:: What needs to be done ::
Write out every single entry exactly.

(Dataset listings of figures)
⟨
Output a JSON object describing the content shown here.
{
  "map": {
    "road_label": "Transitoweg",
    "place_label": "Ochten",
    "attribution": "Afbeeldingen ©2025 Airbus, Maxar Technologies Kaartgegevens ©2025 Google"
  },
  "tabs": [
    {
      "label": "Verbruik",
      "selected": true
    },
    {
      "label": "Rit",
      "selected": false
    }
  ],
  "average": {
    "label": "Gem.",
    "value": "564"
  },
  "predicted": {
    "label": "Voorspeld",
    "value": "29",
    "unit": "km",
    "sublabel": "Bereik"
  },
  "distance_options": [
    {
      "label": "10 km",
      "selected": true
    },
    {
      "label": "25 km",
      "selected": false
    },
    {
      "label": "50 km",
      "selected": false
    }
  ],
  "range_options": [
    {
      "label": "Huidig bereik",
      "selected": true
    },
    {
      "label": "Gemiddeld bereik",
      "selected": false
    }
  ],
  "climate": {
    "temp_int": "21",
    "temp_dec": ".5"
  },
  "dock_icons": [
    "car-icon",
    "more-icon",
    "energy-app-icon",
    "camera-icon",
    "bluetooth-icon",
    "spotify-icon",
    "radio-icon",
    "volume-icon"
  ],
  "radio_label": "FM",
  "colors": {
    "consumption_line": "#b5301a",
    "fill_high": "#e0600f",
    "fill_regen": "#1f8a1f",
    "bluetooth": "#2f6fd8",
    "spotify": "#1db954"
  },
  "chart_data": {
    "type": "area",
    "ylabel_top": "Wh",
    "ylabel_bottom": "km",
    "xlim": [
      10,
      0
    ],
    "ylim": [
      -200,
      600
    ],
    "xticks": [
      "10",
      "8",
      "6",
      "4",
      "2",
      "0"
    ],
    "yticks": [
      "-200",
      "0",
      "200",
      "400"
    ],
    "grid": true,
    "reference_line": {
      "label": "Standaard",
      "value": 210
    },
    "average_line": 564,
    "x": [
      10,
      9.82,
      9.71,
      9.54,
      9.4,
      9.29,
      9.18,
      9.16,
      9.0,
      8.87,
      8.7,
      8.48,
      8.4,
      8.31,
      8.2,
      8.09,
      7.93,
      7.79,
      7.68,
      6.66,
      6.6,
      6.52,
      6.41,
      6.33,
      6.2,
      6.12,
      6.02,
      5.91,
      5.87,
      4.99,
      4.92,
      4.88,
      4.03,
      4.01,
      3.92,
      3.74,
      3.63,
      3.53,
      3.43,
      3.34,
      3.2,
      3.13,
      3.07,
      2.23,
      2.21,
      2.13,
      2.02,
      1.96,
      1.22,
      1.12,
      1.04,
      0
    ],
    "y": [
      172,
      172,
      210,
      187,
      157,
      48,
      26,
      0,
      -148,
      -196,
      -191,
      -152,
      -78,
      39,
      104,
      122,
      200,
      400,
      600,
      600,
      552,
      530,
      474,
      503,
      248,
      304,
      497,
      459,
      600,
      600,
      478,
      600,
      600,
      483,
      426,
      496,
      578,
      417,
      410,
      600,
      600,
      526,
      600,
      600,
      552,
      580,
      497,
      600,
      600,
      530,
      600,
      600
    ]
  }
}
⟩
:: Full solution ::
Output a JSON object describing the content shown here.
{
  "map": {
    "road_label": "Transitoweg",
    "place_label": "Ochten",
    "attribution": "Afbeeldingen ©2025 Airbus, Maxar Technologies Kaartgegevens ©2025 Google"
  },
  "tabs": [
    {
      "label": "Verbruik",
      "selected": true
    },
    {
      "label": "Rit",
      "selected": false
    }
  ],
  "average": {
    "label": "Gem.",
    "value": "564"
  },
  "predicted": {
    "label": "Voorspeld",
    "value": "29",
    "unit": "km",
    "sublabel": "Bereik"
  },
  "distance_options": [
    {
      "label": "10 km",
      "selected": true
    },
    {
      "label": "25 km",
      "selected": false
    },
    {
      "label": "50 km",
      "selected": false
    }
  ],
  "range_options": [
    {
      "label": "Huidig bereik",
      "selected": true
    },
    {
      "label": "Gemiddeld bereik",
      "selected": false
    }
  ],
  "climate": {
    "temp_int": "21",
    "temp_dec": ".5"
  },
  "dock_icons": [
    "car-icon",
    "more-icon",
    "energy-app-icon",
    "camera-icon",
    "bluetooth-icon",
    "spotify-icon",
    "radio-icon",
    "volume-icon"
  ],
  "radio_label": "FM",
  "colors": {
    "consumption_line": "#b5301a",
    "fill_high": "#e0600f",
    "fill_regen": "#1f8a1f",
    "bluetooth": "#2f6fd8",
    "spotify": "#1db954"
  },
  "chart_data": {
    "type": "area",
    "ylabel_top": "Wh",
    "ylabel_bottom": "km",
    "xlim": [
      10,
      0
    ],
    "ylim": [
      -200,
      600
    ],
    "xticks": [
      "10",
      "8",
      "6",
      "4",
      "2",
      "0"
    ],
    "yticks": [
      "-200",
      "0",
      "200",
      "400"
    ],
    "grid": true,
    "reference_line": {
      "label": "Standaard",
      "value": 210
    },
    "average_line": 564,
    "x": [
      10,
      9.82,
      9.71,
      9.54,
      9.4,
      9.29,
      9.18,
      9.16,
      9.0,
      8.87,
      8.7,
      8.48,
      8.4,
      8.31,
      8.2,
      8.09,
      7.93,
      7.79,
      7.68,
      6.66,
      6.6,
      6.52,
      6.41,
      6.33,
      6.2,
      6.12,
      6.02,
      5.91,
      5.87,
      4.99,
      4.92,
      4.88,
      4.03,
      4.01,
      3.92,
      3.74,
      3.63,
      3.53,
      3.43,
      3.34,
      3.2,
      3.13,
      3.07,
      2.23,
      2.21,
      2.13,
      2.02,
      1.96,
      1.22,
      1.12,
      1.04,
      0
    ],
    "y": [
      172,
      172,
      210,
      187,
      157,
      48,
      26,
      0,
      -148,
      -196,
      -191,
      -152,
      -78,
      39,
      104,
      122,
      200,
      400,
      600,
      600,
      552,
      530,
      474,
      503,
      248,
      304,
      497,
      459,
      600,
      600,
      478,
      600,
      600,
      483,
      426,
      496,
      578,
      417,
      410,
      600,
      600,
      526,
      600,
      600,
      552,
      580,
      497,
      600,
      600,
      530,
      600,
      600
    ]
  }
}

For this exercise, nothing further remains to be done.